[start Records shown]

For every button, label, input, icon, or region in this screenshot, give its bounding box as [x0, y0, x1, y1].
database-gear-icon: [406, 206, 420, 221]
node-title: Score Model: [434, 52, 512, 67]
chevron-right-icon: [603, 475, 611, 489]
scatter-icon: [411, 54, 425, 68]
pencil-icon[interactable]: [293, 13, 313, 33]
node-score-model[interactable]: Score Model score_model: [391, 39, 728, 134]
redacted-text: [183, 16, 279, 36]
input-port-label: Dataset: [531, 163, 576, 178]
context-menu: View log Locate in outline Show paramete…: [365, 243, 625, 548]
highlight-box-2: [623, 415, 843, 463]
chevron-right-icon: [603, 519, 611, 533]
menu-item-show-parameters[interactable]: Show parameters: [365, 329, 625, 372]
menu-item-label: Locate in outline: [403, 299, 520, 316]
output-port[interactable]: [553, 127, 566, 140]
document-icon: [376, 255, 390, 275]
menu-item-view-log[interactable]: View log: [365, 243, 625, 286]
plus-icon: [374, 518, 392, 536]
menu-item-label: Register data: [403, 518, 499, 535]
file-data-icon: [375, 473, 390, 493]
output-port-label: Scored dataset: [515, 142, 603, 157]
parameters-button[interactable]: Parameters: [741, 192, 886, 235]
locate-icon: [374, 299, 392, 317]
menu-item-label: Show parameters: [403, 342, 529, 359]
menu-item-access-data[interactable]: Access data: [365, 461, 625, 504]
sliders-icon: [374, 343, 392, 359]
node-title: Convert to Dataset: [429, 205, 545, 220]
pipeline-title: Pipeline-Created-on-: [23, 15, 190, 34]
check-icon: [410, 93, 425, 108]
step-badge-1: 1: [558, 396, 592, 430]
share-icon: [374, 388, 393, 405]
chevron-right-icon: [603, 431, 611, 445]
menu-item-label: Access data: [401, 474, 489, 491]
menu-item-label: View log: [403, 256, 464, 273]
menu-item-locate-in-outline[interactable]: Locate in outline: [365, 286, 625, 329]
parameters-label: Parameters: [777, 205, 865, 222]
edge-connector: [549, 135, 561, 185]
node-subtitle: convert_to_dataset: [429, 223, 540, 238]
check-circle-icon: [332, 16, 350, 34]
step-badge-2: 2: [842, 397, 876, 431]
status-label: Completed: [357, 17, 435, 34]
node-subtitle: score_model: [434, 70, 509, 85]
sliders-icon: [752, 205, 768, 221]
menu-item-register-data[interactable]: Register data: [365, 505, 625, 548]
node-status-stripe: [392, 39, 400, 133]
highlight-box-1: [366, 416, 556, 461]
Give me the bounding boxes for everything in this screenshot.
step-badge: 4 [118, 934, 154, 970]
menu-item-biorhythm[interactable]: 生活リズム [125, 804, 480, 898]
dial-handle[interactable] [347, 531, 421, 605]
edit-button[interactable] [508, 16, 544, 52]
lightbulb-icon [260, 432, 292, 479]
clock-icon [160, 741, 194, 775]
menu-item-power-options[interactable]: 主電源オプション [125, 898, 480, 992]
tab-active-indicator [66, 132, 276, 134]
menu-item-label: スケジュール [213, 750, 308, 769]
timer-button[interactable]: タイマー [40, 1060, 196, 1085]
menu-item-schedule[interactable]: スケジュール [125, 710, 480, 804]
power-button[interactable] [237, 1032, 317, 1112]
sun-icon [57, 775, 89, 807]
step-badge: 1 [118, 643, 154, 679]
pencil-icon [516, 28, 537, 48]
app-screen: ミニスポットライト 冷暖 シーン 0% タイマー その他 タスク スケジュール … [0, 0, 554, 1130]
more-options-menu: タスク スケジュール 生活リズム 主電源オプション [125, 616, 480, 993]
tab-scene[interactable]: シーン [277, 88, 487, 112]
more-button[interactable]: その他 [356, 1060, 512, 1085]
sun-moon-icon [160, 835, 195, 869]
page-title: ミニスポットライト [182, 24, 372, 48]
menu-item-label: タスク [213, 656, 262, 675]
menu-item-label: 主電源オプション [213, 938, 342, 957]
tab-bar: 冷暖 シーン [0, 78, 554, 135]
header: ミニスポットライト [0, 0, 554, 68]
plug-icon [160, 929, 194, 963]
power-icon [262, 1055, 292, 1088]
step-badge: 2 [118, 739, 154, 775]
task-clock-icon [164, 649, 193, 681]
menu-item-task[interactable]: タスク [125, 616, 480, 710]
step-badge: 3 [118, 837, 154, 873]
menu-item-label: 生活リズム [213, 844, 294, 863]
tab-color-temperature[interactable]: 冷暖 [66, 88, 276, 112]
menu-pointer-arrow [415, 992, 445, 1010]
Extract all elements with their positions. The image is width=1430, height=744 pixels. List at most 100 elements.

[end Records shown]
[start Records shown]

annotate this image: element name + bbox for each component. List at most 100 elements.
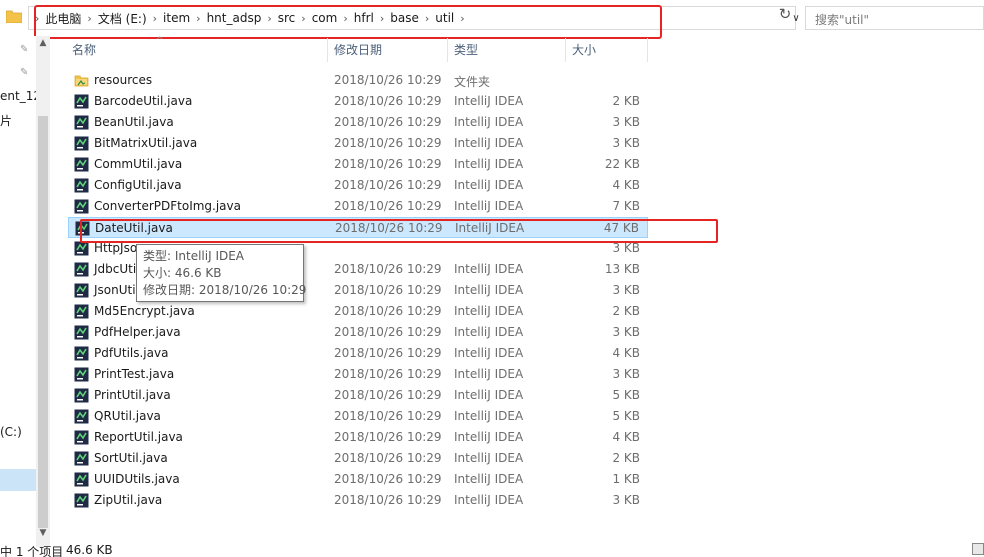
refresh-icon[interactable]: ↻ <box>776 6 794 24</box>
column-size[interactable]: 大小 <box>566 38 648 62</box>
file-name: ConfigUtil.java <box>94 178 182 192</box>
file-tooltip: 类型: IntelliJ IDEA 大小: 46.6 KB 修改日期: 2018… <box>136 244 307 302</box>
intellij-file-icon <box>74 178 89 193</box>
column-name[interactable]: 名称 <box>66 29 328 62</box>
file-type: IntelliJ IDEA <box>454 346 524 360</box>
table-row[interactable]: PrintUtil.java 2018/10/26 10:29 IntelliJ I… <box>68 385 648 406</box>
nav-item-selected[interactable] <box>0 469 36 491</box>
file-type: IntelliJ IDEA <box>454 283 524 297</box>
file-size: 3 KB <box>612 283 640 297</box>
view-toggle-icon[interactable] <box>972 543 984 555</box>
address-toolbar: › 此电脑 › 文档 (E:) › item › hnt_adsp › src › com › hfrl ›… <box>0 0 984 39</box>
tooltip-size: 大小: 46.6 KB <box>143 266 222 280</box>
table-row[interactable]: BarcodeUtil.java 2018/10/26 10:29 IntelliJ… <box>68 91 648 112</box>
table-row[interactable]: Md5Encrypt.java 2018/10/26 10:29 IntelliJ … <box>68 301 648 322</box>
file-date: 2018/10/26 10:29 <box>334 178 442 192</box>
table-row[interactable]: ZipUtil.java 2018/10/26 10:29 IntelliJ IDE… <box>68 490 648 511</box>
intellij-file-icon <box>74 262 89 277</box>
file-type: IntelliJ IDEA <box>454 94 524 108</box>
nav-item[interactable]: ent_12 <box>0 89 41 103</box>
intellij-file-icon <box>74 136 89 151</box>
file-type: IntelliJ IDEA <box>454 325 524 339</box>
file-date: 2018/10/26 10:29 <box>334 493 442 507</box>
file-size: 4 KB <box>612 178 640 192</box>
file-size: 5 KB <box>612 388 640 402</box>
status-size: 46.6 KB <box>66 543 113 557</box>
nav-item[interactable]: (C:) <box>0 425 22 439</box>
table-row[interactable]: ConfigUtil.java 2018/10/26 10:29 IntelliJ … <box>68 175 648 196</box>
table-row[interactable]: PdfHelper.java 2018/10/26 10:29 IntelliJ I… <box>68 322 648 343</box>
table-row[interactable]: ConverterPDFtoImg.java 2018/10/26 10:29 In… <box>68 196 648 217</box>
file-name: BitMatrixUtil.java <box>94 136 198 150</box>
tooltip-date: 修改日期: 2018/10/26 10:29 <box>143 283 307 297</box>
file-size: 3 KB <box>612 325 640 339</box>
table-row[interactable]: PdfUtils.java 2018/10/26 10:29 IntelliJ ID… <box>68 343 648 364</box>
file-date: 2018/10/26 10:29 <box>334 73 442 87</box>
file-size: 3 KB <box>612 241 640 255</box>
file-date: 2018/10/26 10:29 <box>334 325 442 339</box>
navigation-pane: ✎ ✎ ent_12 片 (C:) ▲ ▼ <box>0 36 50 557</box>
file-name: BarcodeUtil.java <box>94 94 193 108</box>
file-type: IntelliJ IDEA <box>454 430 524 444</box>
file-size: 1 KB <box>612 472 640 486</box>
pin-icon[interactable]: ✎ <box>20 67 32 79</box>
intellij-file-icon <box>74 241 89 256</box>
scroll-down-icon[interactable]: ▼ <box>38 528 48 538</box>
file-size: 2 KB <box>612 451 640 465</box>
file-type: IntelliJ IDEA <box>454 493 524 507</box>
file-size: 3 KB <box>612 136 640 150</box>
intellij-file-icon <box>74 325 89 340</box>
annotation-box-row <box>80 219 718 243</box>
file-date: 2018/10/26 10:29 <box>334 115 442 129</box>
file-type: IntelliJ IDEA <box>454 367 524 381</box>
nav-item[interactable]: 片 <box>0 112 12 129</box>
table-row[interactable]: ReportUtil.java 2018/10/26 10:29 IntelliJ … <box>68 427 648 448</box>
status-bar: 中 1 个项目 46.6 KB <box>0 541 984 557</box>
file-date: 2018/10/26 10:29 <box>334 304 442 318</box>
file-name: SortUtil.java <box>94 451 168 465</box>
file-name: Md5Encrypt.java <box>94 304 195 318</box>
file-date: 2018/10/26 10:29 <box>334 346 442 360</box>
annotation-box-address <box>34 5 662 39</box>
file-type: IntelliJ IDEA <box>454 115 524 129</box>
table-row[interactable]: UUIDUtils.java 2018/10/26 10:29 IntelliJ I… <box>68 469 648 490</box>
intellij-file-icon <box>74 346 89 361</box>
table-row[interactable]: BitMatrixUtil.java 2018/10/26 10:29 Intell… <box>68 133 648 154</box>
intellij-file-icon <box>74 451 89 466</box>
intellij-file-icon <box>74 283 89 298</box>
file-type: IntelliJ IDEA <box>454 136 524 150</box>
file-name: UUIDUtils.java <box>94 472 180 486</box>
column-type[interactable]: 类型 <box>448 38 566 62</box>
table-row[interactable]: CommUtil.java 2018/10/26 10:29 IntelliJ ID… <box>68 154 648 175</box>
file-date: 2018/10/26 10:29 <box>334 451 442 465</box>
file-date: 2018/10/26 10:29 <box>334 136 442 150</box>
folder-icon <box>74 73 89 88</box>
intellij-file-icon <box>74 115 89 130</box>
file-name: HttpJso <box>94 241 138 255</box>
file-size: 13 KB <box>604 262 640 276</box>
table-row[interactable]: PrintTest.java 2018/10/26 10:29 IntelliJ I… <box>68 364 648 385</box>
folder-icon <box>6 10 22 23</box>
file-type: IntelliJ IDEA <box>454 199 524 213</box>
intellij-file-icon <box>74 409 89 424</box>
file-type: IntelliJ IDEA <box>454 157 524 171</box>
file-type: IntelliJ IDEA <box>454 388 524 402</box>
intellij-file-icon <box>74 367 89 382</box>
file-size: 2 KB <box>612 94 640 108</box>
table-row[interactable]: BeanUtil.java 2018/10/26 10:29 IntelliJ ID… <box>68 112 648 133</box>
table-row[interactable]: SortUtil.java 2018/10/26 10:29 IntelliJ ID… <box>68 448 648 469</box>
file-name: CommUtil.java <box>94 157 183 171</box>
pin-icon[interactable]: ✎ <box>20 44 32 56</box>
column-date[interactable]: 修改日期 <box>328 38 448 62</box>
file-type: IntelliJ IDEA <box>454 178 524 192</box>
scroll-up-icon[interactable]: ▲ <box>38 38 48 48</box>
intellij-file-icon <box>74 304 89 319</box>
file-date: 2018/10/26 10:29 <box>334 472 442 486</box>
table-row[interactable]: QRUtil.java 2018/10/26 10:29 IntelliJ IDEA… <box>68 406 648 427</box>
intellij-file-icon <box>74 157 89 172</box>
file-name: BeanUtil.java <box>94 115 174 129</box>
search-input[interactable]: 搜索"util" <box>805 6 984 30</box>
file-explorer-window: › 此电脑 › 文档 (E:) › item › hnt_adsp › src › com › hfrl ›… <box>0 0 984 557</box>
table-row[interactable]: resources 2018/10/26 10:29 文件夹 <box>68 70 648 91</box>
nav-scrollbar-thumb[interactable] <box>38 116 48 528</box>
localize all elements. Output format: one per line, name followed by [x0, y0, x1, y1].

[end Records shown]

• [What the exercise asks]
Update the records starting at the line containing "For every button, label, input, icon, or" and ending at the line containing "step-badge: 4 [118, 934, 154, 970]" so that "chevron-right-icon" becomes "chevron-icon". Leave everything else unchanged.

• [Correct output]
For every button, label, input, icon, or region in this screenshot, give its bounding box as [x0, y0, x1, y1].
database-gear-icon: [406, 206, 420, 221]
node-title: Score Model: [434, 52, 512, 67]
chevron-icon: [603, 475, 611, 489]
scatter-icon: [411, 54, 425, 68]
pencil-icon[interactable]: [293, 13, 313, 33]
node-score-model[interactable]: Score Model score_model: [391, 39, 728, 134]
redacted-text: [183, 16, 279, 36]
input-port-label: Dataset: [531, 163, 576, 178]
context-menu: View log Locate in outline Show paramete…: [365, 243, 625, 548]
highlight-box-2: [623, 415, 843, 463]
chevron-icon: [603, 519, 611, 533]
menu-item-show-parameters[interactable]: Show parameters: [365, 329, 625, 372]
menu-item-label: Locate in outline: [403, 299, 520, 316]
output-port[interactable]: [553, 127, 566, 140]
document-icon: [376, 255, 390, 275]
menu-item-view-log[interactable]: View log: [365, 243, 625, 286]
plus-icon: [374, 518, 392, 536]
menu-item-label: Register data: [403, 518, 499, 535]
file-data-icon: [375, 473, 390, 493]
output-port-label: Scored dataset: [515, 142, 603, 157]
parameters-button[interactable]: Parameters: [741, 192, 886, 235]
locate-icon: [374, 299, 392, 317]
menu-item-label: Show parameters: [403, 342, 529, 359]
menu-item-access-data[interactable]: Access data: [365, 461, 625, 504]
sliders-icon: [374, 343, 392, 359]
node-title: Convert to Dataset: [429, 205, 545, 220]
pipeline-title: Pipeline-Created-on-: [23, 15, 190, 34]
check-icon: [410, 93, 425, 108]
step-badge-1: 1: [558, 396, 592, 430]
share-icon: [374, 388, 393, 405]
chevron-icon: [603, 431, 611, 445]
menu-item-label: Access data: [401, 474, 489, 491]
menu-item-label: View log: [403, 256, 464, 273]
menu-item-locate-in-outline[interactable]: Locate in outline: [365, 286, 625, 329]
parameters-label: Parameters: [777, 205, 865, 222]
edge-connector: [549, 135, 561, 185]
node-subtitle: convert_to_dataset: [429, 223, 540, 238]
check-circle-icon: [332, 16, 350, 34]
step-badge-2: 2: [842, 397, 876, 431]
status-label: Completed: [357, 17, 435, 34]
node-subtitle: score_model: [434, 70, 509, 85]
sliders-icon: [752, 205, 768, 221]
menu-item-register-data[interactable]: Register data: [365, 505, 625, 548]
node-status-stripe: [392, 39, 400, 133]
highlight-box-1: [366, 416, 556, 461]
Give me the bounding boxes for everything in this screenshot.
step-badge: 4 [118, 934, 154, 970]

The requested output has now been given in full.